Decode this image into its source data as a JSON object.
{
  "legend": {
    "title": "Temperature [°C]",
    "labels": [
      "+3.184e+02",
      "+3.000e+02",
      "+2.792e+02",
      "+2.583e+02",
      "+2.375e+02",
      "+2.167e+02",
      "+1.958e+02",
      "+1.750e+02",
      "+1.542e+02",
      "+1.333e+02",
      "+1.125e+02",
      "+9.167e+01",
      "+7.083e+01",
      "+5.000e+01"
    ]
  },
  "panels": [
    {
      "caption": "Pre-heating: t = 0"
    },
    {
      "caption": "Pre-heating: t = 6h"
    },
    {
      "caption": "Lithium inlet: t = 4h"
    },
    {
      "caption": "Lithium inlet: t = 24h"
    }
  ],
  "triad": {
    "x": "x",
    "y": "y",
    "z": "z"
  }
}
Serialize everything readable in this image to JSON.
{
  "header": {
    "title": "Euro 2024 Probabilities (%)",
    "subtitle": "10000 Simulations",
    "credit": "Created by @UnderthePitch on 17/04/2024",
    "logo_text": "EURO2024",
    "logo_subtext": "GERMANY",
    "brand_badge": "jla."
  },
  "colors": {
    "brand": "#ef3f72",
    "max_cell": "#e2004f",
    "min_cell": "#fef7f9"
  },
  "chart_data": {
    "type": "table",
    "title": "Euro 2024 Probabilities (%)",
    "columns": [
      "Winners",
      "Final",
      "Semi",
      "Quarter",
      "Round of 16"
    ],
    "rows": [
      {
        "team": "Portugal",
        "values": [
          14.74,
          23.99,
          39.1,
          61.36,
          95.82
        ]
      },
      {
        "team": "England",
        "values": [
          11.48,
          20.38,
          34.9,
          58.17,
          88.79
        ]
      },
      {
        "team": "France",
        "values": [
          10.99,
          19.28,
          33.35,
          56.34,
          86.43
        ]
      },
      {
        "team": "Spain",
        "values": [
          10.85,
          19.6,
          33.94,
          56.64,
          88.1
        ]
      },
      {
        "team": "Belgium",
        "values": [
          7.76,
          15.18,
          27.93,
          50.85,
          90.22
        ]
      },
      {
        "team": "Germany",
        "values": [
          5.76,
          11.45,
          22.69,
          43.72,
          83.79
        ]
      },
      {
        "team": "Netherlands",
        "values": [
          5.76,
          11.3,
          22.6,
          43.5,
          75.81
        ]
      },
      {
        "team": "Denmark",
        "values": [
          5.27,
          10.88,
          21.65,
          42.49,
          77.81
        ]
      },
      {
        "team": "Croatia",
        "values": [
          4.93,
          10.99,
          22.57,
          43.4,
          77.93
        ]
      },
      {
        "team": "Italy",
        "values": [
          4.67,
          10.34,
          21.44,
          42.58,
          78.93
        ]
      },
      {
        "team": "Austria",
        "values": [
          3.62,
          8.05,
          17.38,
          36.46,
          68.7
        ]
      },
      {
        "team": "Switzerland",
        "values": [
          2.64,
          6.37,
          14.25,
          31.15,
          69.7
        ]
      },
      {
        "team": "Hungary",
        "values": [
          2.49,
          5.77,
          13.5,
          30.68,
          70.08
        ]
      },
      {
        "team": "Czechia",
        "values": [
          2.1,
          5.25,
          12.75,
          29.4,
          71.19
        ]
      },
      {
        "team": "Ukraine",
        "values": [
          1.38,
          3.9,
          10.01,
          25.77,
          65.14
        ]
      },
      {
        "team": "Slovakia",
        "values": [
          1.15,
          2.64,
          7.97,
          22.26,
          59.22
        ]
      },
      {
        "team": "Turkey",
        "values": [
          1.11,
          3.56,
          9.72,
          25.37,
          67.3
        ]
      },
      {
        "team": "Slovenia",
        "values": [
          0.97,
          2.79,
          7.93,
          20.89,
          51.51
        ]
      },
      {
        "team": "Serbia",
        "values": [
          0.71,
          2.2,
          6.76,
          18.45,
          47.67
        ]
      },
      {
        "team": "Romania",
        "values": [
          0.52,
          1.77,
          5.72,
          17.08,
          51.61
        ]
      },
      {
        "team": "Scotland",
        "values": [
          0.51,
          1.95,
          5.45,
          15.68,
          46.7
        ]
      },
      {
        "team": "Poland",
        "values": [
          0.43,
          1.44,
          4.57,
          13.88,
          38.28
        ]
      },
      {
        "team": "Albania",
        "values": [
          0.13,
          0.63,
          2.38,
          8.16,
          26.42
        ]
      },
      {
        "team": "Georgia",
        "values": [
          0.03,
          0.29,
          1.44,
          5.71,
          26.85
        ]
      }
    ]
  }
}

==========

> _What is needed_:
In this exercise, repeat all entries exactly.

> _Result of this task_:
Decode this image into its source data as a JSON object.
{
  "legend": {
    "title": "Temperature [°C]",
    "labels": [
      "+3.184e+02",
      "+3.000e+02",
      "+2.792e+02",
      "+2.583e+02",
      "+2.375e+02",
      "+2.167e+02",
      "+1.958e+02",
      "+1.750e+02",
      "+1.542e+02",
      "+1.333e+02",
      "+1.125e+02",
      "+9.167e+01",
      "+7.083e+01",
      "+5.000e+01"
    ]
  },
  "panels": [
    {
      "caption": "Pre-heating: t = 0"
    },
    {
      "caption": "Pre-heating: t = 6h"
    },
    {
      "caption": "Lithium inlet: t = 4h"
    },
    {
      "caption": "Lithium inlet: t = 24h"
    }
  ],
  "triad": {
    "x": "x",
    "y": "y",
    "z": "z"
  }
}
Serialize everything readable in this image to JSON.
{
  "header": {
    "title": "Euro 2024 Probabilities (%)",
    "subtitle": "10000 Simulations",
    "credit": "Created by @UnderthePitch on 17/04/2024",
    "logo_text": "EURO2024",
    "logo_subtext": "GERMANY",
    "brand_badge": "jla."
  },
  "colors": {
    "brand": "#ef3f72",
    "max_cell": "#e2004f",
    "min_cell": "#fef7f9"
  },
  "chart_data": {
    "type": "table",
    "title": "Euro 2024 Probabilities (%)",
    "columns": [
      "Winners",
      "Final",
      "Semi",
      "Quarter",
      "Round of 16"
    ],
    "rows": [
      {
        "team": "Portugal",
        "values": [
          14.74,
          23.99,
          39.1,
          61.36,
          95.82
        ]
      },
      {
        "team": "England",
        "values": [
          11.48,
          20.38,
          34.9,
          58.17,
          88.79
        ]
      },
      {
        "team": "France",
        "values": [
          10.99,
          19.28,
          33.35,
          56.34,
          86.43
        ]
      },
      {
        "team": "Spain",
        "values": [
          10.85,
          19.6,
          33.94,
          56.64,
          88.1
        ]
      },
      {
        "team": "Belgium",
        "values": [
          7.76,
          15.18,
          27.93,
          50.85,
          90.22
        ]
      },
      {
        "team": "Germany",
        "values": [
          5.76,
          11.45,
          22.69,
          43.72,
          83.79
        ]
      },
      {
        "team": "Netherlands",
        "values": [
          5.76,
          11.3,
          22.6,
          43.5,
          75.81
        ]
      },
      {
        "team": "Denmark",
        "values": [
          5.27,
          10.88,
          21.65,
          42.49,
          77.81
        ]
      },
      {
        "team": "Croatia",
        "values": [
          4.93,
          10.99,
          22.57,
          43.4,
          77.93
        ]
      },
      {
        "team": "Italy",
        "values": [
          4.67,
          10.34,
          21.44,
          42.58,
          78.93
        ]
      },
      {
        "team": "Austria",
        "values": [
          3.62,
          8.05,
          17.38,
          36.46,
          68.7
        ]
      },
      {
        "team": "Switzerland",
        "values": [
          2.64,
          6.37,
          14.25,
          31.15,
          69.7
        ]
      },
      {
        "team": "Hungary",
        "values": [
          2.49,
          5.77,
          13.5,
          30.68,
          70.08
        ]
      },
      {
        "team": "Czechia",
        "values": [
          2.1,
          5.25,
          12.75,
          29.4,
          71.19
        ]
      },
      {
        "team": "Ukraine",
        "values": [
          1.38,
          3.9,
          10.01,
          25.77,
          65.14
        ]
      },
      {
        "team": "Slovakia",
        "values": [
          1.15,
          2.64,
          7.97,
          22.26,
          59.22
        ]
      },
      {
        "team": "Turkey",
        "values": [
          1.11,
          3.56,
          9.72,
          25.37,
          67.3
        ]
      },
      {
        "team": "Slovenia",
        "values": [
          0.97,
          2.79,
          7.93,
          20.89,
          51.51
        ]
      },
      {
        "team": "Serbia",
        "values": [
          0.71,
          2.2,
          6.76,
          18.45,
          47.67
        ]
      },
      {
        "team": "Romania",
        "values": [
          0.52,
          1.77,
          5.72,
          17.08,
          51.61
        ]
      },
      {
        "team": "Scotland",
        "values": [
          0.51,
          1.95,
          5.45,
          15.68,
          46.7
        ]
      },
      {
        "team": "Poland",
        "values": [
          0.43,
          1.44,
          4.57,
          13.88,
          38.28
        ]
      },
      {
        "team": "Albania",
        "values": [
          0.13,
          0.63,
          2.38,
          8.16,
          26.42
        ]
      },
      {
        "team": "Georgia",
        "values": [
          0.03,
          0.29,
          1.44,
          5.71,
          26.85
        ]
      }
    ]
  }
}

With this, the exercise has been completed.